(Provided records):
* * * * * * *

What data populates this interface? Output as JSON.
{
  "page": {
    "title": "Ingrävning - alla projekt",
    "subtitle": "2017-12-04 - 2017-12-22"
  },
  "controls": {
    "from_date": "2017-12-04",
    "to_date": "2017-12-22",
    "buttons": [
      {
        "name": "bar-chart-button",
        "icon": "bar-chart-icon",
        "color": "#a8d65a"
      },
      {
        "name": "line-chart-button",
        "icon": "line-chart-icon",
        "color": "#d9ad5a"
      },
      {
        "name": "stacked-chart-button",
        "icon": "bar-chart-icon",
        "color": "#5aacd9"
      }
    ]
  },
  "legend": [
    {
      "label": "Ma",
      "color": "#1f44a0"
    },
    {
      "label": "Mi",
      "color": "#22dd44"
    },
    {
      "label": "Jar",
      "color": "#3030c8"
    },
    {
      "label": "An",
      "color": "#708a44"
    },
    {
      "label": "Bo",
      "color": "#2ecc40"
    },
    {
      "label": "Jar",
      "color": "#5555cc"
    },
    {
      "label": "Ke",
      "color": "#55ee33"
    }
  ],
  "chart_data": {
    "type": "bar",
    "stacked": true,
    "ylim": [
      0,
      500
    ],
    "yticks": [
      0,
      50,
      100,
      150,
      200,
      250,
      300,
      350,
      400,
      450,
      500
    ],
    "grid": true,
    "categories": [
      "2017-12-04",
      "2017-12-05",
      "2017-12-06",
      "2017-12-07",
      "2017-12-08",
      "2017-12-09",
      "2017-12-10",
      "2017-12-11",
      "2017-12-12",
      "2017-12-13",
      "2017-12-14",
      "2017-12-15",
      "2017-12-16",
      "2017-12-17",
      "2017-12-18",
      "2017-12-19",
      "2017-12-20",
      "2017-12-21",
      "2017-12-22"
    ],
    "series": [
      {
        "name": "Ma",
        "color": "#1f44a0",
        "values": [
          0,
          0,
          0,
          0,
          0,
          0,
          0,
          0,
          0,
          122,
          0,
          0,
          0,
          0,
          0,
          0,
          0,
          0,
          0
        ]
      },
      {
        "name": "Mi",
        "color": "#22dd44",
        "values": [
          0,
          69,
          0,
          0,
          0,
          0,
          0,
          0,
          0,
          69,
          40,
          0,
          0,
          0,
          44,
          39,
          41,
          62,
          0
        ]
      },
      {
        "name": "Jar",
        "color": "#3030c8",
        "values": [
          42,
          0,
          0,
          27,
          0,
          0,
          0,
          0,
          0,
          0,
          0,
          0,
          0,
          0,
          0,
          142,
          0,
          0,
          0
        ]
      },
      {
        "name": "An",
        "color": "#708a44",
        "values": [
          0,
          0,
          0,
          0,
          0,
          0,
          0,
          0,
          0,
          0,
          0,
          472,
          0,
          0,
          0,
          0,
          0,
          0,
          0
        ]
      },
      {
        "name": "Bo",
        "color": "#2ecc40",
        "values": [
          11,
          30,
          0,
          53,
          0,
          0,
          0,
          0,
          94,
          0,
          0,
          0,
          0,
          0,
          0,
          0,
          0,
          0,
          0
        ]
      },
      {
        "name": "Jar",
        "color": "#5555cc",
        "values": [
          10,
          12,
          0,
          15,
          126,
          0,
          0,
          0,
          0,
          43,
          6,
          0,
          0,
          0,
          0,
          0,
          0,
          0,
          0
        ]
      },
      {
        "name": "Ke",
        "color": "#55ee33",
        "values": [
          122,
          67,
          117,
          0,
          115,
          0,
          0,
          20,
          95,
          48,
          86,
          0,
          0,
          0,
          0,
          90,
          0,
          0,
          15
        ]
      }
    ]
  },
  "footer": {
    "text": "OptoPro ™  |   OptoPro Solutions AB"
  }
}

* * * * * * *

(Aim):
Every line containing the string "label" must be listed.

(Written answer):
      "label": "Ma",
      "label": "Mi",
      "label": "Jar",
      "label": "An",
      "label": "Bo",
      "label": "Jar",
      "label": "Ke",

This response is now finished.